# Work to be completed
Using the data beneath, show every line that includes the word "regardless".

# The input
==================================================
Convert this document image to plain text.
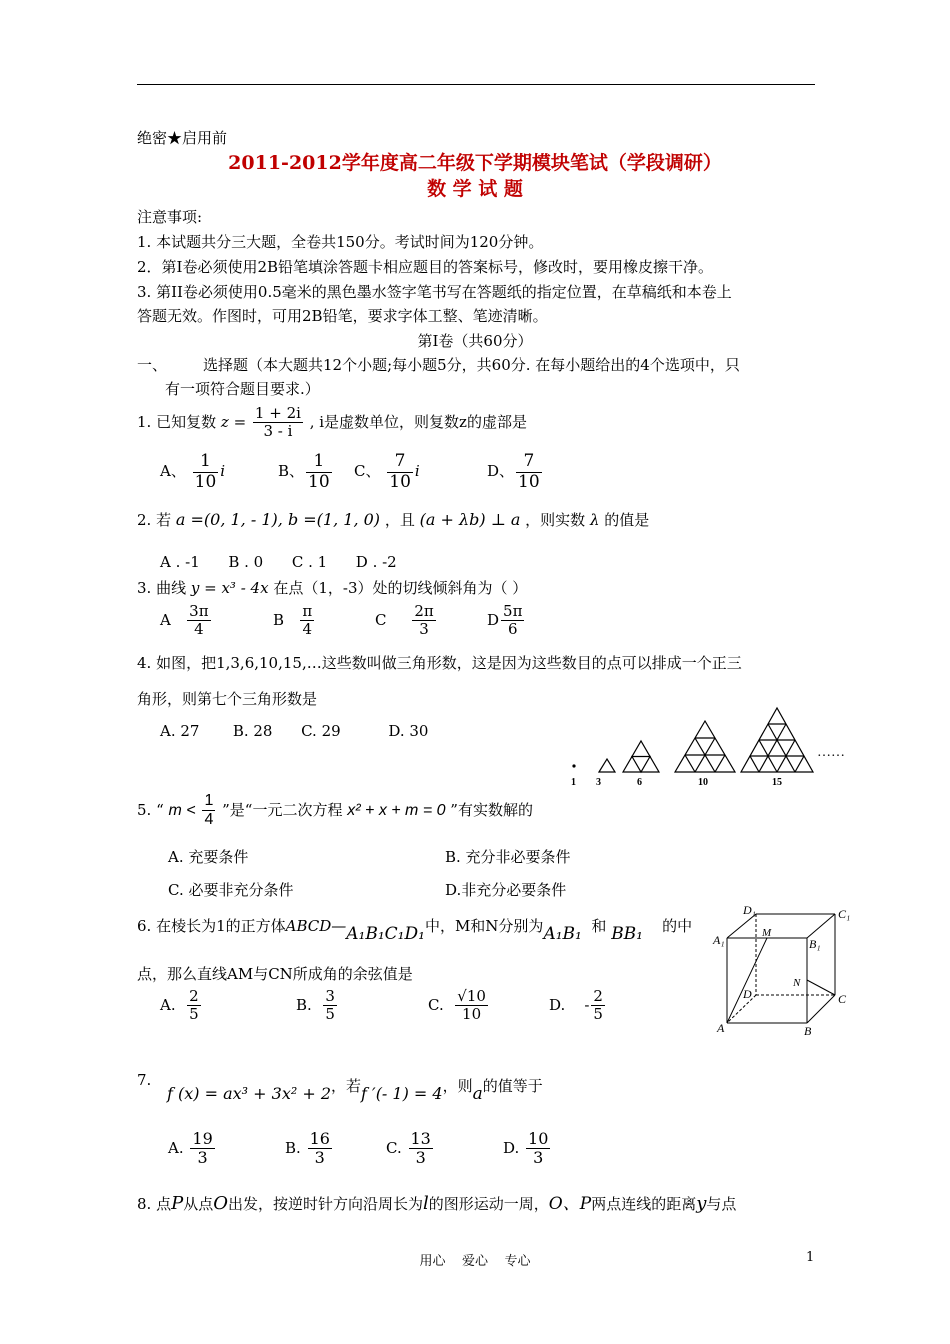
绝密★启用前
2011-2012学年度高二年级下学期模块笔试（学段调研）
数 学 试 题
注意事项:
1. 本试题共分三大题，全卷共150分。考试时间为120分钟。
2．第I卷必须使用2B铅笔填涂答题卡相应题目的答案标号，修改时，要用橡皮擦干净。
3. 第II卷必须使用0.5毫米的黑色墨水签字笔书写在答题纸的指定位置，在草稿纸和本卷上
答题无效。作图时，可用2B铅笔，要求字体工整、笔迹清晰。
第I卷（共60分）
一、 选择题（本大题共12个小题;每小题5分，共60分. 在每小题给出的4个选项中，只
有一项符合题目要求.）
1. 已知复数 $z = \frac{1 + 2i}{3 - i}$ , i是虚数单位，则复数z的虚部是
A、 $\frac{1}{10}$ i	B、 $\frac{1}{10}$ C、 $\frac{7}{10}$ i	D、 $\frac{7}{10}$
2. 若 a =(0, 1, - 1), b =(1, 1, 0) ，且 (a + λb) ⊥ a ，则实数 λ 的值是
A . -1      B . 0      C . 1      D . -2
3. 曲线 y = x³ - 4x 在点（1，-3）处的切线倾斜角为（ ）
A $\frac{3\pi}{4}$	B $\frac{\pi}{4}$	C $\frac{2\pi}{3}$	D $\frac{5\pi}{6}$
4. 如图，把1,3,6,10,15,…这些数叫做三角形数，这是因为这些数目的点可以排成一个正三
角形，则第七个三角形数是
A. 27       B. 28      C. 29          D. 30
……
1 3	6	10	15
5. “ $m < \frac{1}{4}$ ”是“一元二次方程 x² + x + m = 0 ”有实数解的
A. 充要条件	B. 充分非必要条件
C. 必要非充分条件	D.非充分必要条件
6. 在棱长为1的正方体ABCD—A₁B₁C₁D₁中，M和N分别为A₁B₁ 和 BB₁ 的中
点，那么直线AM与CN所成角的余弦值是
A. $\frac{2}{5}$	B. $\frac{3}{5}$	C. $\frac{√10}{10}$	D. - $\frac{2}{5}$
D₁	C₁
A₁	M
B₁
N
D	C
A	B
7.
f (x) = ax³ + 3x² + 2，若f ′(- 1) = 4，则a的值等于
A. $\frac{19}{3}$	B. $\frac{16}{3}$	C. $\frac{13}{3}$	D. $\frac{10}{3}$
8. 点P从点O出发，按逆时针方向沿周长为l的图形运动一周，O、P两点连线的距离y与点
用心    爱心    专心	1
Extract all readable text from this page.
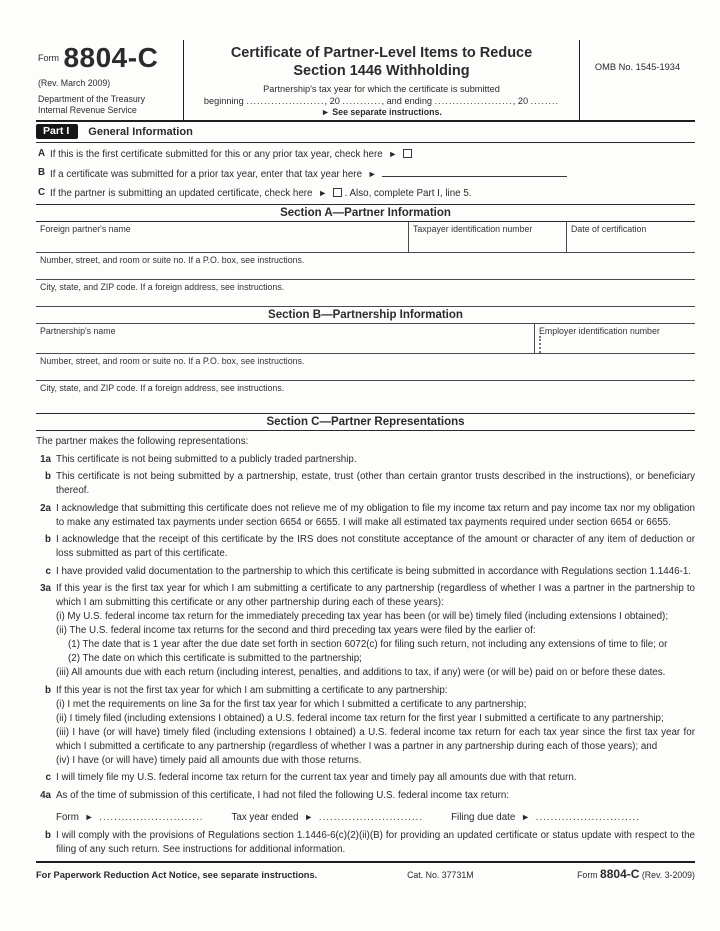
$^{Form}$ 8804-C
(Rev. March 2009)
Department of the Treasury
Internal Revenue Service
Certificate of Partner-Level Items to Reduce
Section 1446 Withholding
Partnership's tax year for which the certificate is submitted
beginning ......................, 20 ..........., and ending ......................, 20 ........
► See separate instructions.
OMB No. 1545-1934
Part I	General Information
A If this is the first certificate submitted for this or any prior tax year, check here ►
B If a certificate was submitted for a prior tax year, enter that tax year here ►
C If the partner is submitting an updated certificate, check here ► . Also, complete Part I, line 5.
Section A—Partner Information
Foreign partner's name	Taxpayer identification number	Date of certification
Number, street, and room or suite no. If a P.O. box, see instructions.
City, state, and ZIP code. If a foreign address, see instructions.
Section B—Partnership Information
Partnership's name	Employer identification number
Number, street, and room or suite no. If a P.O. box, see instructions.
City, state, and ZIP code. If a foreign address, see instructions.
Section C—Partner Representations
The partner makes the following representations:
1a This certificate is not being submitted to a publicly traded partnership.

b This certificate is not being submitted by a partnership, estate, trust (other than certain grantor trusts described in the instructions), or beneficiary thereof.

2a I acknowledge that submitting this certificate does not relieve me of my obligation to file my income tax return and pay income tax nor my obligation to make any estimated tax payments under section 6654 or 6655. I will make all estimated tax payments required under section 6654 or 6655.

b I acknowledge that the receipt of this certificate by the IRS does not constitute acceptance of the amount or character of any item of deduction or loss submitted as part of this certificate.

c I have provided valid documentation to the partnership to which this certificate is being submitted in accordance with Regulations section 1.1446-1.

3a If this year is the first tax year for which I am submitting a certificate to any partnership (regardless of whether I was a partner in the partnership to which I am submitting this certificate or any other partnership during each of these years):

(i) My U.S. federal income tax return for the immediately preceding tax year has been (or will be) timely filed (including extensions I obtained);

(ii) The U.S. federal income tax returns for the second and third preceding tax years were filed by the earlier of:

(1) The date that is 1 year after the due date set forth in section 6072(c) for filing such return, not including any extensions of time to file; or

(2) The date on which this certificate is submitted to the partnership;

(iii) All amounts due with each return (including interest, penalties, and additions to tax, if any) were (or will be) paid on or before these dates.

b If this year is not the first tax year for which I am submitting a certificate to any partnership:

(i) I met the requirements on line 3a for the first tax year for which I submitted a certificate to any partnership;

(ii) I timely filed (including extensions I obtained) a U.S. federal income tax return for the first year I submitted a certificate to any partnership;

(iii) I have (or will have) timely filed (including extensions I obtained) a U.S. federal income tax return for each tax year since the first tax year for which I submitted a certificate to any partnership (regardless of whether I was a partner in any partnership during each of those years); and

(iv) I have (or will have) timely paid all amounts due with those returns.

c I will timely file my U.S. federal income tax return for the current tax year and timely pay all amounts due with that return.

4a As of the time of submission of this certificate, I had not filed the following U.S. federal income tax return:

Form ► ............................	Tax year ended ► ............................	Filing due date ► ............................
b I will comply with the provisions of Regulations section 1.1446-6(c)(2)(ii)(B) for providing an updated certificate or status update with respect to the filing of any such return. See instructions for additional information.

For Paperwork Reduction Act Notice, see separate instructions.	Cat. No. 37731M	Form 8804-C (Rev. 3-2009)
==================================================
# Correct answer
3a If this year is the first tax year for which I am submitting a certificate to any partnership (regardless of whether I was a partner in the partnership to which I am submitting this certificate or any other partnership during each of these years):
(iii) I have (or will have) timely filed (including extensions I obtained) a U.S. federal income tax return for each tax year since the first tax year for which I submitted a certificate to any partnership (regardless of whether I was a partner in any partnership during each of those years); and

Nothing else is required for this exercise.